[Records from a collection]
═══
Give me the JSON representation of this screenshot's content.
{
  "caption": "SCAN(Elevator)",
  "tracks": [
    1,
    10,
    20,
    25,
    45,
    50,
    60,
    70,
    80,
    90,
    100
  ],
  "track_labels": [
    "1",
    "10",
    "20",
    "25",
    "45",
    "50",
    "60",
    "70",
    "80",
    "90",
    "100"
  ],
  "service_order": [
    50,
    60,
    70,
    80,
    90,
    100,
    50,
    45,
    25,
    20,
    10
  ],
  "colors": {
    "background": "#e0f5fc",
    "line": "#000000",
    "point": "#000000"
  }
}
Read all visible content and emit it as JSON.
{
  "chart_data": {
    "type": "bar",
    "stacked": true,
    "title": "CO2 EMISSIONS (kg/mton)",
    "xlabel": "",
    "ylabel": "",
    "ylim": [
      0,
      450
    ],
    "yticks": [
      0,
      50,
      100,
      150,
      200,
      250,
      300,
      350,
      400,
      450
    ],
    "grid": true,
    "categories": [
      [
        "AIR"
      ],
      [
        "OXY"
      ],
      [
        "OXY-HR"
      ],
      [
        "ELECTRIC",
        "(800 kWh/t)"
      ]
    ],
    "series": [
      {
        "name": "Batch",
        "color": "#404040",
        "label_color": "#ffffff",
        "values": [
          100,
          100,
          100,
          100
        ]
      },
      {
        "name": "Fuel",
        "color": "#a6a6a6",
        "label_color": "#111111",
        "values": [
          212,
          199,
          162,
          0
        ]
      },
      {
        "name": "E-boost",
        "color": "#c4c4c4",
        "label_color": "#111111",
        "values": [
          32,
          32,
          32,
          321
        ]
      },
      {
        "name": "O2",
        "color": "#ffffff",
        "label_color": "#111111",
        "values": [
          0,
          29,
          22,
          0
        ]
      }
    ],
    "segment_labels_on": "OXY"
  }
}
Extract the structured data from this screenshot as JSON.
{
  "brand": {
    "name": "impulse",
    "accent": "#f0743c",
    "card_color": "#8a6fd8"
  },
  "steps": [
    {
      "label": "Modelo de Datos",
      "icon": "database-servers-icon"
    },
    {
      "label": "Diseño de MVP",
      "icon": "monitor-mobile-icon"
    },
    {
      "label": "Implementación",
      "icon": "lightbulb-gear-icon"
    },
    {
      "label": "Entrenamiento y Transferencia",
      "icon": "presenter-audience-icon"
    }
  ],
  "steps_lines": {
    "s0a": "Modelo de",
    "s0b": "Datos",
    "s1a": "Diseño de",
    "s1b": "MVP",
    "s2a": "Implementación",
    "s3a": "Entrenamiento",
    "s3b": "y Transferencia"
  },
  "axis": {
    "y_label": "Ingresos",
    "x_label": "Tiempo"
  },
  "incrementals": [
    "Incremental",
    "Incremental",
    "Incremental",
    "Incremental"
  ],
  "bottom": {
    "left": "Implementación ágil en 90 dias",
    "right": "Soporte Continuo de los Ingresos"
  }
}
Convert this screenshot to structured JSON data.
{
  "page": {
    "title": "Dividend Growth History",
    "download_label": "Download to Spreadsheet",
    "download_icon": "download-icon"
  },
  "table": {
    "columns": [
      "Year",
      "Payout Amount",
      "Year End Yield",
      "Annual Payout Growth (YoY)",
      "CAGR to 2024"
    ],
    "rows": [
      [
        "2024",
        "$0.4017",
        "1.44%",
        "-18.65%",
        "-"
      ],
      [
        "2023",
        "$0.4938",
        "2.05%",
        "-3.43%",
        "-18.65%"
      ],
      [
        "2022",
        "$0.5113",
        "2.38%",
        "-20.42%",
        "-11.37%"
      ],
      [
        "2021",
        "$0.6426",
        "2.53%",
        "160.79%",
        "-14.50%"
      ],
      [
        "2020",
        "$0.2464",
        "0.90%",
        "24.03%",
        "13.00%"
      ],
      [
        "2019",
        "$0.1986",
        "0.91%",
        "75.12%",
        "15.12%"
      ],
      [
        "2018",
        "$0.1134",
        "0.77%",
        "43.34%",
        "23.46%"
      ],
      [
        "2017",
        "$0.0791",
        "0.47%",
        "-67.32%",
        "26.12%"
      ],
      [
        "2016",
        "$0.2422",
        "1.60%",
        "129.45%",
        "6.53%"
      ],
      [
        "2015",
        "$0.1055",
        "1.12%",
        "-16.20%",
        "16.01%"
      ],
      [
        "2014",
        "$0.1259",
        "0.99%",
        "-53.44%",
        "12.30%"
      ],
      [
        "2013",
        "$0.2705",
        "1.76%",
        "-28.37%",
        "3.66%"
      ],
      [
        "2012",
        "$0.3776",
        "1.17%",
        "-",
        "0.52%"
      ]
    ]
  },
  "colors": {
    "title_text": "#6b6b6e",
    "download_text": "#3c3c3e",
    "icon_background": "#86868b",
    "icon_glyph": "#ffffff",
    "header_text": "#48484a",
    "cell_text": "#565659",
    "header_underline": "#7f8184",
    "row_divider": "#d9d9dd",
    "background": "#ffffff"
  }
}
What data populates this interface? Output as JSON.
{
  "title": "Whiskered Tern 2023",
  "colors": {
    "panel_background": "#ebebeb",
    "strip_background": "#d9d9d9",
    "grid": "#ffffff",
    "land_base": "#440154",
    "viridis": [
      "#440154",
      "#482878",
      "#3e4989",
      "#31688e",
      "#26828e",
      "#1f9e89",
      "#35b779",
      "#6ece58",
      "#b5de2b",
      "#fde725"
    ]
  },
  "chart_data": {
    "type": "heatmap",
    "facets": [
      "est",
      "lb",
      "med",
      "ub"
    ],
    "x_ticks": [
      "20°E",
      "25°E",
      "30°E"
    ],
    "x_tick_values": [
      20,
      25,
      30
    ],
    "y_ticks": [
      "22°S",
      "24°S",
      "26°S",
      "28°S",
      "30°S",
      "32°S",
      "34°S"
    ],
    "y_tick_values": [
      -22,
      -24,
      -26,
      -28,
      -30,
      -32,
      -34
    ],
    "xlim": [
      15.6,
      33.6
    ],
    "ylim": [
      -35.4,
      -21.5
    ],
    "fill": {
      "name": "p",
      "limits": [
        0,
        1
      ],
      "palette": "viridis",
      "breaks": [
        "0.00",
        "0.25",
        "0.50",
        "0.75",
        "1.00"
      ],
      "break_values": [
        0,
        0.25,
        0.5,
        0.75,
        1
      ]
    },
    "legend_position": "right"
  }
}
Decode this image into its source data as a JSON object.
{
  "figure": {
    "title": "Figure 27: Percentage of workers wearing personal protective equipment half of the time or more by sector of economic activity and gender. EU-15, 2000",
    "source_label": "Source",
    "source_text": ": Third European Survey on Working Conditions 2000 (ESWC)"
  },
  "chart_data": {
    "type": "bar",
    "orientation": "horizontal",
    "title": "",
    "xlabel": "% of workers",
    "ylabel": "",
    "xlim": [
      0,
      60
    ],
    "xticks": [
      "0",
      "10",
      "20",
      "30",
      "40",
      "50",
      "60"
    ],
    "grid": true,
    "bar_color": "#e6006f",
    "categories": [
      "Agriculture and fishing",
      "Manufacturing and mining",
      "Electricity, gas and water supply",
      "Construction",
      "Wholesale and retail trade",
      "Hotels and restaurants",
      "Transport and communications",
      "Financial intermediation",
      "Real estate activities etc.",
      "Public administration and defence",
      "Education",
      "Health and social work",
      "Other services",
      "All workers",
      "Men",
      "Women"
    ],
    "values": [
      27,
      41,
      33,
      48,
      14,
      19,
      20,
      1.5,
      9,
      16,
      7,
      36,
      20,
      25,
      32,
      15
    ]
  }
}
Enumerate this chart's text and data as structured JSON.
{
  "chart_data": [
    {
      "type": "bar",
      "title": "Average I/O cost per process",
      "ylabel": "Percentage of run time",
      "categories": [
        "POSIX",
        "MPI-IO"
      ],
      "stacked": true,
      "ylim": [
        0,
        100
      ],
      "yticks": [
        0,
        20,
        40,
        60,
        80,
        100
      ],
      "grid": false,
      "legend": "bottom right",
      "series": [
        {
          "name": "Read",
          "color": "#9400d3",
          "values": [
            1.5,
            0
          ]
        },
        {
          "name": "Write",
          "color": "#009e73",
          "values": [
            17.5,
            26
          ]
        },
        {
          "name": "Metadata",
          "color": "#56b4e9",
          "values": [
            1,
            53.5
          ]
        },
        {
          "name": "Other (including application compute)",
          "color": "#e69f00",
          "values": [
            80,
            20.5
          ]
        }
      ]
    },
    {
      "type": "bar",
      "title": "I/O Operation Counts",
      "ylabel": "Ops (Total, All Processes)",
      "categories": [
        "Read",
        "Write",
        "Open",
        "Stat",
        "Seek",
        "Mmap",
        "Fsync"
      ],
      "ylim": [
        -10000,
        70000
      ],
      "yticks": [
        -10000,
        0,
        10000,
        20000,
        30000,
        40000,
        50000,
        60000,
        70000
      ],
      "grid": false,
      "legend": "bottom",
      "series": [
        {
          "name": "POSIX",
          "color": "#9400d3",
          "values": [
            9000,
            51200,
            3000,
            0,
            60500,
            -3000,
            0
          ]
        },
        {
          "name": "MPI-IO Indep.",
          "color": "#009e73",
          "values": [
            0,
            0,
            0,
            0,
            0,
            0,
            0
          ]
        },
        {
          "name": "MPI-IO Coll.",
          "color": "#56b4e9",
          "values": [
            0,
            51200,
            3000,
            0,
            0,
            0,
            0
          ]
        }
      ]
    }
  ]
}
═══
What the task asks » Copy each line that holds the word "true".

Response to the exercise »
    "stacked": true,
    "grid": true,
    "grid": true,
      "stacked": true,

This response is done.